*Job*: Transcribe every line of the listing below without any deviation.

## Start Data for this task

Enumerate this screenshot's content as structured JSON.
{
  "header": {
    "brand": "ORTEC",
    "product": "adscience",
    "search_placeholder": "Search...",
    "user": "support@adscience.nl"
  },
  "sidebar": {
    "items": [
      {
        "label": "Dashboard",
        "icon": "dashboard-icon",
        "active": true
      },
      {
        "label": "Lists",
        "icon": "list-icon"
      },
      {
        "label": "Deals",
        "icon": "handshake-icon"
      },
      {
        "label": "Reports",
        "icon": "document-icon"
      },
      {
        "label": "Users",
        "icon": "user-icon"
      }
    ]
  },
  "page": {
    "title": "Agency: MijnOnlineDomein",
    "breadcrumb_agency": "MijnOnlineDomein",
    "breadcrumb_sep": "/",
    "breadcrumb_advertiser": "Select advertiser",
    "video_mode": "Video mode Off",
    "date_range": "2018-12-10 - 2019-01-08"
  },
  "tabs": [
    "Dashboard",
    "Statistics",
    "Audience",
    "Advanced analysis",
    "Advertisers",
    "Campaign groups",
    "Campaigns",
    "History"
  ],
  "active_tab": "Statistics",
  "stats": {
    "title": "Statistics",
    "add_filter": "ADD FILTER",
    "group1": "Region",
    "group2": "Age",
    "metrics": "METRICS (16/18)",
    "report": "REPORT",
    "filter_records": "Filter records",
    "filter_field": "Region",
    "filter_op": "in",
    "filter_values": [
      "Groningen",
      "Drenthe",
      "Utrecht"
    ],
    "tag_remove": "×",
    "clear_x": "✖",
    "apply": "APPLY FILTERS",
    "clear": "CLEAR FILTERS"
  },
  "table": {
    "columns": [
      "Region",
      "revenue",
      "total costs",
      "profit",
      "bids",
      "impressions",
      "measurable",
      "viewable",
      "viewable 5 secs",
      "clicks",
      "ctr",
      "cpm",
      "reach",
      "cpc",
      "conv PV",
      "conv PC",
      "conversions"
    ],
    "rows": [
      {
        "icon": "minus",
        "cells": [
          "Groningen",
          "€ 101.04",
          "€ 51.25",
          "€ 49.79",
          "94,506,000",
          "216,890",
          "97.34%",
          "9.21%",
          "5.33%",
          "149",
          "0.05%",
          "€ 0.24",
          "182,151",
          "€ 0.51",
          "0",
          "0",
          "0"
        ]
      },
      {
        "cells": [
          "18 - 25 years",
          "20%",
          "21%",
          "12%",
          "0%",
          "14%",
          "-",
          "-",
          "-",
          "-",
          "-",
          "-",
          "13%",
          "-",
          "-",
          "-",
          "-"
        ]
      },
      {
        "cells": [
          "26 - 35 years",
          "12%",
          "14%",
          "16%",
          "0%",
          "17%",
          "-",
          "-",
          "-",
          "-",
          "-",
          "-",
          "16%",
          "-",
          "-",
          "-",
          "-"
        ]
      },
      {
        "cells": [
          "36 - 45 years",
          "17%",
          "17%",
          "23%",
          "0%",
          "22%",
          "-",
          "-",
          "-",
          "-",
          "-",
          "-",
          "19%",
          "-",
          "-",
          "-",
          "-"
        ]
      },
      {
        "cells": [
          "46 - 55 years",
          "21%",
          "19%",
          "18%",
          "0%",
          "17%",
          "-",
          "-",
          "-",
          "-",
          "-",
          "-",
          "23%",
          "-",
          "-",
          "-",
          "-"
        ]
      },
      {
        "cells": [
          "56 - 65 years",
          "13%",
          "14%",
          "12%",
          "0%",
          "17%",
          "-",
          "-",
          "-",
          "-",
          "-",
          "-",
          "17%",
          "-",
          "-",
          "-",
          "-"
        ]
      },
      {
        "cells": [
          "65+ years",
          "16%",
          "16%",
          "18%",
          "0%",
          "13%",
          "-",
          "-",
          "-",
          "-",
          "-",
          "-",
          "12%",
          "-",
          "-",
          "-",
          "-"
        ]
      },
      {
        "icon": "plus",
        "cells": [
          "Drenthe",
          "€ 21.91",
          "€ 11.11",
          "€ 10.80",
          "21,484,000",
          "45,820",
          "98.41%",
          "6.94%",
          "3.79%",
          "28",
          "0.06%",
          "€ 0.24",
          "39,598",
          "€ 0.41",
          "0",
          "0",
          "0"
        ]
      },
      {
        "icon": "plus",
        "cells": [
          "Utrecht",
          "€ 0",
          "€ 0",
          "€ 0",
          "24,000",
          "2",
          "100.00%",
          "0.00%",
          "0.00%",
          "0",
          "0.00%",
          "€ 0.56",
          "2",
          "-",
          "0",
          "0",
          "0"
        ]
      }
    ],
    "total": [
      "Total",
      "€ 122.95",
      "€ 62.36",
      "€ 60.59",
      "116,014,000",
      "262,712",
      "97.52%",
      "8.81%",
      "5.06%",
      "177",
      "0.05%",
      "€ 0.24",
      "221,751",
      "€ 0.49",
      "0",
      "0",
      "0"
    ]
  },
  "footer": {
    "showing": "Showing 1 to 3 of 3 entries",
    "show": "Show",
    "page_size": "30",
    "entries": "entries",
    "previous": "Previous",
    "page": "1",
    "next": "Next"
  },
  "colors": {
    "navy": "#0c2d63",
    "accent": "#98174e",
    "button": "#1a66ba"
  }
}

## End Data for this task

*Expected answer*:
Enumerate this screenshot's content as structured JSON.
{
  "header": {
    "brand": "ORTEC",
    "product": "adscience",
    "search_placeholder": "Search...",
    "user": "support@adscience.nl"
  },
  "sidebar": {
    "items": [
      {
        "label": "Dashboard",
        "icon": "dashboard-icon",
        "active": true
      },
      {
        "label": "Lists",
        "icon": "list-icon"
      },
      {
        "label": "Deals",
        "icon": "handshake-icon"
      },
      {
        "label": "Reports",
        "icon": "document-icon"
      },
      {
        "label": "Users",
        "icon": "user-icon"
      }
    ]
  },
  "page": {
    "title": "Agency: MijnOnlineDomein",
    "breadcrumb_agency": "MijnOnlineDomein",
    "breadcrumb_sep": "/",
    "breadcrumb_advertiser": "Select advertiser",
    "video_mode": "Video mode Off",
    "date_range": "2018-12-10 - 2019-01-08"
  },
  "tabs": [
    "Dashboard",
    "Statistics",
    "Audience",
    "Advanced analysis",
    "Advertisers",
    "Campaign groups",
    "Campaigns",
    "History"
  ],
  "active_tab": "Statistics",
  "stats": {
    "title": "Statistics",
    "add_filter": "ADD FILTER",
    "group1": "Region",
    "group2": "Age",
    "metrics": "METRICS (16/18)",
    "report": "REPORT",
    "filter_records": "Filter records",
    "filter_field": "Region",
    "filter_op": "in",
    "filter_values": [
      "Groningen",
      "Drenthe",
      "Utrecht"
    ],
    "tag_remove": "×",
    "clear_x": "✖",
    "apply": "APPLY FILTERS",
    "clear": "CLEAR FILTERS"
  },
  "table": {
    "columns": [
      "Region",
      "revenue",
      "total costs",
      "profit",
      "bids",
      "impressions",
      "measurable",
      "viewable",
      "viewable 5 secs",
      "clicks",
      "ctr",
      "cpm",
      "reach",
      "cpc",
      "conv PV",
      "conv PC",
      "conversions"
    ],
    "rows": [
      {
        "icon": "minus",
        "cells": [
          "Groningen",
          "€ 101.04",
          "€ 51.25",
          "€ 49.79",
          "94,506,000",
          "216,890",
          "97.34%",
          "9.21%",
          "5.33%",
          "149",
          "0.05%",
          "€ 0.24",
          "182,151",
          "€ 0.51",
          "0",
          "0",
          "0"
        ]
      },
      {
        "cells": [
          "18 - 25 years",
          "20%",
          "21%",
          "12%",
          "0%",
          "14%",
          "-",
          "-",
          "-",
          "-",
          "-",
          "-",
          "13%",
          "-",
          "-",
          "-",
          "-"
        ]
      },
      {
        "cells": [
          "26 - 35 years",
          "12%",
          "14%",
          "16%",
          "0%",
          "17%",
          "-",
          "-",
          "-",
          "-",
          "-",
          "-",
          "16%",
          "-",
          "-",
          "-",
          "-"
        ]
      },
      {
        "cells": [
          "36 - 45 years",
          "17%",
          "17%",
          "23%",
          "0%",
          "22%",
          "-",
          "-",
          "-",
          "-",
          "-",
          "-",
          "19%",
          "-",
          "-",
          "-",
          "-"
        ]
      },
      {
        "cells": [
          "46 - 55 years",
          "21%",
          "19%",
          "18%",
          "0%",
          "17%",
          "-",
          "-",
          "-",
          "-",
          "-",
          "-",
          "23%",
          "-",
          "-",
          "-",
          "-"
        ]
      },
      {
        "cells": [
          "56 - 65 years",
          "13%",
          "14%",
          "12%",
          "0%",
          "17%",
          "-",
          "-",
          "-",
          "-",
          "-",
          "-",
          "17%",
          "-",
          "-",
          "-",
          "-"
        ]
      },
      {
        "cells": [
          "65+ years",
          "16%",
          "16%",
          "18%",
          "0%",
          "13%",
          "-",
          "-",
          "-",
          "-",
          "-",
          "-",
          "12%",
          "-",
          "-",
          "-",
          "-"
        ]
      },
      {
        "icon": "plus",
        "cells": [
          "Drenthe",
          "€ 21.91",
          "€ 11.11",
          "€ 10.80",
          "21,484,000",
          "45,820",
          "98.41%",
          "6.94%",
          "3.79%",
          "28",
          "0.06%",
          "€ 0.24",
          "39,598",
          "€ 0.41",
          "0",
          "0",
          "0"
        ]
      },
      {
        "icon": "plus",
        "cells": [
          "Utrecht",
          "€ 0",
          "€ 0",
          "€ 0",
          "24,000",
          "2",
          "100.00%",
          "0.00%",
          "0.00%",
          "0",
          "0.00%",
          "€ 0.56",
          "2",
          "-",
          "0",
          "0",
          "0"
        ]
      }
    ],
    "total": [
      "Total",
      "€ 122.95",
      "€ 62.36",
      "€ 60.59",
      "116,014,000",
      "262,712",
      "97.52%",
      "8.81%",
      "5.06%",
      "177",
      "0.05%",
      "€ 0.24",
      "221,751",
      "€ 0.49",
      "0",
      "0",
      "0"
    ]
  },
  "footer": {
    "showing": "Showing 1 to 3 of 3 entries",
    "show": "Show",
    "page_size": "30",
    "entries": "entries",
    "previous": "Previous",
    "page": "1",
    "next": "Next"
  },
  "colors": {
    "navy": "#0c2d63",
    "accent": "#98174e",
    "button": "#1a66ba"
  }
}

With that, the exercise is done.